### Task description
Pick out the lines below that include the string "fairlight".

### Given entries
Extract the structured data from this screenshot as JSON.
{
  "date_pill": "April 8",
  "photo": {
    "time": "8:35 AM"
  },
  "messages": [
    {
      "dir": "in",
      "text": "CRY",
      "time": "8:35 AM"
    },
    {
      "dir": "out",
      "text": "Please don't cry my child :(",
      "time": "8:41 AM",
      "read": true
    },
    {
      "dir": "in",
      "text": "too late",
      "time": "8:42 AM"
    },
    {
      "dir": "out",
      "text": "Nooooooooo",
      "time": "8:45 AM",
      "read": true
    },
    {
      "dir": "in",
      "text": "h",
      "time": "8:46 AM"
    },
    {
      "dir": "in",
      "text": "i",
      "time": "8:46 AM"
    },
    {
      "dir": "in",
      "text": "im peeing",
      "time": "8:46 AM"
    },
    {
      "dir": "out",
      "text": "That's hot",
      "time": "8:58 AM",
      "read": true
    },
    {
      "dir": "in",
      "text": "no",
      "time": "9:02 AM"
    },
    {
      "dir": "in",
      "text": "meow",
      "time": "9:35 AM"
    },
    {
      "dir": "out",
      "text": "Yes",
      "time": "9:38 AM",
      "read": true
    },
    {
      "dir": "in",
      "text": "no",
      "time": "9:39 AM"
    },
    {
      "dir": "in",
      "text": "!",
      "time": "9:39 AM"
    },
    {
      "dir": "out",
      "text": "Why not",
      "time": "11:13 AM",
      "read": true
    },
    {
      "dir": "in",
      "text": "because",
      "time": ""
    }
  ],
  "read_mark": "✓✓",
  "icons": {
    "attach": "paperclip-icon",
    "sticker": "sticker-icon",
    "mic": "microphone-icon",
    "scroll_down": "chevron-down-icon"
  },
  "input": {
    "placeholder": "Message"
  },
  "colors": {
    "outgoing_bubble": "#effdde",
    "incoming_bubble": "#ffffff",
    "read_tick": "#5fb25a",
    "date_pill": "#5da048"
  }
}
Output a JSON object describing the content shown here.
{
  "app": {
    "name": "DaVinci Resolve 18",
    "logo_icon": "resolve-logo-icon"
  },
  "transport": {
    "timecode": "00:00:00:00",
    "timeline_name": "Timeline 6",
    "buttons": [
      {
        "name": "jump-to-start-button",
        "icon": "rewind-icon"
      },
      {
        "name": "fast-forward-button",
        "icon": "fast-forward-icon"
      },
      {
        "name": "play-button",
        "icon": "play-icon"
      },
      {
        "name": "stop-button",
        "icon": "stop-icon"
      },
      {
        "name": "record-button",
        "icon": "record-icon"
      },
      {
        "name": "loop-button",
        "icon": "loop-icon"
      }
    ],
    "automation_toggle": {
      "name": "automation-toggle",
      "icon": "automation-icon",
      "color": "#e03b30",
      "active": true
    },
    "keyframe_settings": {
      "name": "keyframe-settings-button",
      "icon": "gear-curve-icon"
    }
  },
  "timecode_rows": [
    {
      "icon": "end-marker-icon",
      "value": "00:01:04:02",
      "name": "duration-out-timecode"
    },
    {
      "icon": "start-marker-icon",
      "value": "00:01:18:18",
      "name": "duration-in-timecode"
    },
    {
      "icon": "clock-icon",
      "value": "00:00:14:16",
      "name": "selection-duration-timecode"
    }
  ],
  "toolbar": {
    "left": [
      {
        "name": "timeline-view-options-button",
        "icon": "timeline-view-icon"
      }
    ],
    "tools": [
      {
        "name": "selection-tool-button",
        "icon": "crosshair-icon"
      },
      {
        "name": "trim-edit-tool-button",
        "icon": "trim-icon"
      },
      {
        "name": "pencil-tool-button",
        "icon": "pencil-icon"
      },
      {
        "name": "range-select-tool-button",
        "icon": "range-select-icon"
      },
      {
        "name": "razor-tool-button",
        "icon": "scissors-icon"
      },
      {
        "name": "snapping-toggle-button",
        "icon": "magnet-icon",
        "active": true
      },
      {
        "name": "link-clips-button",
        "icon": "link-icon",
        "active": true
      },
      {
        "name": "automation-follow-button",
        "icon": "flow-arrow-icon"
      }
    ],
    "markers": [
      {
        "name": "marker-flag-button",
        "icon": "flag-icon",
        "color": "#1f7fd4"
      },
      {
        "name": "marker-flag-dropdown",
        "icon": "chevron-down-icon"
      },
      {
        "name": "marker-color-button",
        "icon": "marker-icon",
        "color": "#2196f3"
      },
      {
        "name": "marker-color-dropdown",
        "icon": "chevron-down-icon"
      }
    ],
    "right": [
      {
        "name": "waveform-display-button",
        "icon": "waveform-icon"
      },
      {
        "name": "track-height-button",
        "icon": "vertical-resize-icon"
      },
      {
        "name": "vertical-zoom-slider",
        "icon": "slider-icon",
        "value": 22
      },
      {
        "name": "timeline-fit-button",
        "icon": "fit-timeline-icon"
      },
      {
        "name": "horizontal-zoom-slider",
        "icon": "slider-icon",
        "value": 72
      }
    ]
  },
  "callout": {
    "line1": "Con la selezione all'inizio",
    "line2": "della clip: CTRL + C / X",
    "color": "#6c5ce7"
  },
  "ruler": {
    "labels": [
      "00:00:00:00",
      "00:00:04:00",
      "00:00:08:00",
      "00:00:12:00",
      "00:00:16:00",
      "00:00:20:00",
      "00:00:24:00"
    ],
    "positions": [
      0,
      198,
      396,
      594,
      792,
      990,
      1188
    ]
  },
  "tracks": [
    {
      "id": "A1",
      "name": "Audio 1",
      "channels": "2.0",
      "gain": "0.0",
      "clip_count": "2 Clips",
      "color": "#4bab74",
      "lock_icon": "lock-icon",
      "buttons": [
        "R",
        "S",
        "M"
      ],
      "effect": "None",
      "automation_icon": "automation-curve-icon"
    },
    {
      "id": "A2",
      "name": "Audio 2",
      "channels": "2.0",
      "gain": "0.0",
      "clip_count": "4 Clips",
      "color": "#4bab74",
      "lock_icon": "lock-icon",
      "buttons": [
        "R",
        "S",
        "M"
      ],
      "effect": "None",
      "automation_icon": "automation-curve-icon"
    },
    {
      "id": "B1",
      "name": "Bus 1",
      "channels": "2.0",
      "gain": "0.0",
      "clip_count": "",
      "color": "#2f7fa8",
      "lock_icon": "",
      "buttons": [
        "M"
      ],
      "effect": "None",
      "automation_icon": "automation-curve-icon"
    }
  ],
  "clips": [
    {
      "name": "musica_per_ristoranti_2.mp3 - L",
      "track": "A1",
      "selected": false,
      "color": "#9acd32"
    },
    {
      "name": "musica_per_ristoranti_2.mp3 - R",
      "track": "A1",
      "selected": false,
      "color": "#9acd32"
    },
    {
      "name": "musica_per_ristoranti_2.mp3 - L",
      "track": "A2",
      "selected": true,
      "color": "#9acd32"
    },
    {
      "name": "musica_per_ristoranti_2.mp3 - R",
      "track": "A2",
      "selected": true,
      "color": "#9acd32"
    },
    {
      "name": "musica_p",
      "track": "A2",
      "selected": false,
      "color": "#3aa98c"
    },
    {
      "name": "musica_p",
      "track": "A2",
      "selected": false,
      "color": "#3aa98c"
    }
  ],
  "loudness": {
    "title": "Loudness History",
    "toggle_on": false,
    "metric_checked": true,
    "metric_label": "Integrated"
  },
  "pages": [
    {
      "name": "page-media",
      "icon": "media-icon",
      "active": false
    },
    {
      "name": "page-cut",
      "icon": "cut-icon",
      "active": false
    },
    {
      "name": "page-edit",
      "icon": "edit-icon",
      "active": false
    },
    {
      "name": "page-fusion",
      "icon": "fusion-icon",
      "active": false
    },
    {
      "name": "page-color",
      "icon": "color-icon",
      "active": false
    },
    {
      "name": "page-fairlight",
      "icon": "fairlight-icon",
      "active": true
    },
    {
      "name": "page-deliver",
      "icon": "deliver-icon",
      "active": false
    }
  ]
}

### Full answer
      "name": "page-fairlight",
      "icon": "fairlight-icon",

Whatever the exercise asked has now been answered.